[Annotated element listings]
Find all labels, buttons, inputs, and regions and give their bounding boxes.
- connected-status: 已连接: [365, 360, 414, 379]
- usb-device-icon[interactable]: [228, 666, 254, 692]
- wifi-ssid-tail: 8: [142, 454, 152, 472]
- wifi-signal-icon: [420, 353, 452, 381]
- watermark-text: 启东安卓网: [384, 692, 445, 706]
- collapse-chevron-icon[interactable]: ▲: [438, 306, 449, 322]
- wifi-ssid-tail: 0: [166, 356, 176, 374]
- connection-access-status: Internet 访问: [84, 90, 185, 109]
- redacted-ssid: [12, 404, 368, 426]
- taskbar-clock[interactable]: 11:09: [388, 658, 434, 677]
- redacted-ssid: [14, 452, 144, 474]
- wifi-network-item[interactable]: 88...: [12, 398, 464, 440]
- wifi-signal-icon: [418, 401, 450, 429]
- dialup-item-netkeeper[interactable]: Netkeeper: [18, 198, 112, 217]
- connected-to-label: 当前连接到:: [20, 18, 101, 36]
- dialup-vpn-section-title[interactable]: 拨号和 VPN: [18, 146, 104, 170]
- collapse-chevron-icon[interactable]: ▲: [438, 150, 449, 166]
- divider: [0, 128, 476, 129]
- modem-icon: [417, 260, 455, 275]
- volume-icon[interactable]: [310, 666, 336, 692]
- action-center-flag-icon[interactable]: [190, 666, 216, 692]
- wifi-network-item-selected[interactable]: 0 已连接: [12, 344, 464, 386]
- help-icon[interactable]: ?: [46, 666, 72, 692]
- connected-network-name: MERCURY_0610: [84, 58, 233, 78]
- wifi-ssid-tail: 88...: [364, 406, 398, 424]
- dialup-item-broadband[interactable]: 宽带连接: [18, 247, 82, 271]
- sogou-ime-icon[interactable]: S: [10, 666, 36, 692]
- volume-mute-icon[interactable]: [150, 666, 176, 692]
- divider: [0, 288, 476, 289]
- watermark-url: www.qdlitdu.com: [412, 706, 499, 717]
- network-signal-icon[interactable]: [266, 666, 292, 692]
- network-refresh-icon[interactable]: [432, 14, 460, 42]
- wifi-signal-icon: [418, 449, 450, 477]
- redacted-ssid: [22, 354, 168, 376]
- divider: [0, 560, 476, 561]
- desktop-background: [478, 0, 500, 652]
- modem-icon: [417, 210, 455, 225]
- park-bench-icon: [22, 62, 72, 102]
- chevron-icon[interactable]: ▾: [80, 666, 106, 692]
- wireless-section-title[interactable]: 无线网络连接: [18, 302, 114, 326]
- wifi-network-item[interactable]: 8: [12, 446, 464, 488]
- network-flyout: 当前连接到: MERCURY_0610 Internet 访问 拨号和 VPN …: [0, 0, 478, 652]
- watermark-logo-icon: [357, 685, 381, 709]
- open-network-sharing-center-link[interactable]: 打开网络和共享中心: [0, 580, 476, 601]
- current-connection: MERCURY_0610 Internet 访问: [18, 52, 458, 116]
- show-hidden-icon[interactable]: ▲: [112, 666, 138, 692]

## REQUIRED WORK
Format the lines of the records as a numbered list, starting with the first line and ending with the line containing "- wifi-ssid-tail: 8: [142, 454, 152, 472]", that line included, and leave out blank lines.

## SOLUTION TO THIS PROBLEM
1. Find all labels, buttons, inputs, and regions and give their bounding boxes.
2. - connected-status: 已连接: [365, 360, 414, 379]
3. - usb-device-icon[interactable]: [228, 666, 254, 692]
4. - wifi-ssid-tail: 8: [142, 454, 152, 472]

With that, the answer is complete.